>> Begin Given information
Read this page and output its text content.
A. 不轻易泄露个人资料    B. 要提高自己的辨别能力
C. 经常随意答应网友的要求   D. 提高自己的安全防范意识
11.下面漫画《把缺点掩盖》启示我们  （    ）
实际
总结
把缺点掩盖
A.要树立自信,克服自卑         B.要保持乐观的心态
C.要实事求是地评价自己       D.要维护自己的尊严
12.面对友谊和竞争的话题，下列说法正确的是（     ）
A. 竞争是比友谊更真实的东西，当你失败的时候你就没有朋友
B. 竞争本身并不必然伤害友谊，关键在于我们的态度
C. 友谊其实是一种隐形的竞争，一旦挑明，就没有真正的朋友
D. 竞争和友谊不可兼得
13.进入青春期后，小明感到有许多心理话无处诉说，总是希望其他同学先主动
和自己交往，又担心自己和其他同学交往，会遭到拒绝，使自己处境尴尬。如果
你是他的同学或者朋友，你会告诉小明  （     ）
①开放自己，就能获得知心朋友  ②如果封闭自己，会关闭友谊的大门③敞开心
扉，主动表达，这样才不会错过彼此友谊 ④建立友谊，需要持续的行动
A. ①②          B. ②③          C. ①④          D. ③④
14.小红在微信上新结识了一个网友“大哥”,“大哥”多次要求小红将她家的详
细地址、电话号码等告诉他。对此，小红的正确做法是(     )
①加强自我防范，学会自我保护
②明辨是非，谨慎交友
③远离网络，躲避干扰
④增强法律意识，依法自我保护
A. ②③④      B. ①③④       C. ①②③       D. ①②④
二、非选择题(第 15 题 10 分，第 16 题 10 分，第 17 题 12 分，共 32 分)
>> End Given information
Instruction →
Restate each of the entries above verbatim.

Written response →
Read this page and output its text content.
A. 不轻易泄露个人资料    B. 要提高自己的辨别能力
C. 经常随意答应网友的要求   D. 提高自己的安全防范意识
11.下面漫画《把缺点掩盖》启示我们  （    ）
实际
总结
把缺点掩盖
A.要树立自信,克服自卑         B.要保持乐观的心态
C.要实事求是地评价自己       D.要维护自己的尊严
12.面对友谊和竞争的话题，下列说法正确的是（     ）
A. 竞争是比友谊更真实的东西，当你失败的时候你就没有朋友
B. 竞争本身并不必然伤害友谊，关键在于我们的态度
C. 友谊其实是一种隐形的竞争，一旦挑明，就没有真正的朋友
D. 竞争和友谊不可兼得
13.进入青春期后，小明感到有许多心理话无处诉说，总是希望其他同学先主动
和自己交往，又担心自己和其他同学交往，会遭到拒绝，使自己处境尴尬。如果
你是他的同学或者朋友，你会告诉小明  （     ）
①开放自己，就能获得知心朋友  ②如果封闭自己，会关闭友谊的大门③敞开心
扉，主动表达，这样才不会错过彼此友谊 ④建立友谊，需要持续的行动
A. ①②          B. ②③          C. ①④          D. ③④
14.小红在微信上新结识了一个网友“大哥”,“大哥”多次要求小红将她家的详
细地址、电话号码等告诉他。对此，小红的正确做法是(     )
①加强自我防范，学会自我保护
②明辨是非，谨慎交友
③远离网络，躲避干扰
④增强法律意识，依法自我保护
A. ②③④      B. ①③④       C. ①②③       D. ①②④
二、非选择题(第 15 题 10 分，第 16 题 10 分，第 17 题 12 分，共 32 分)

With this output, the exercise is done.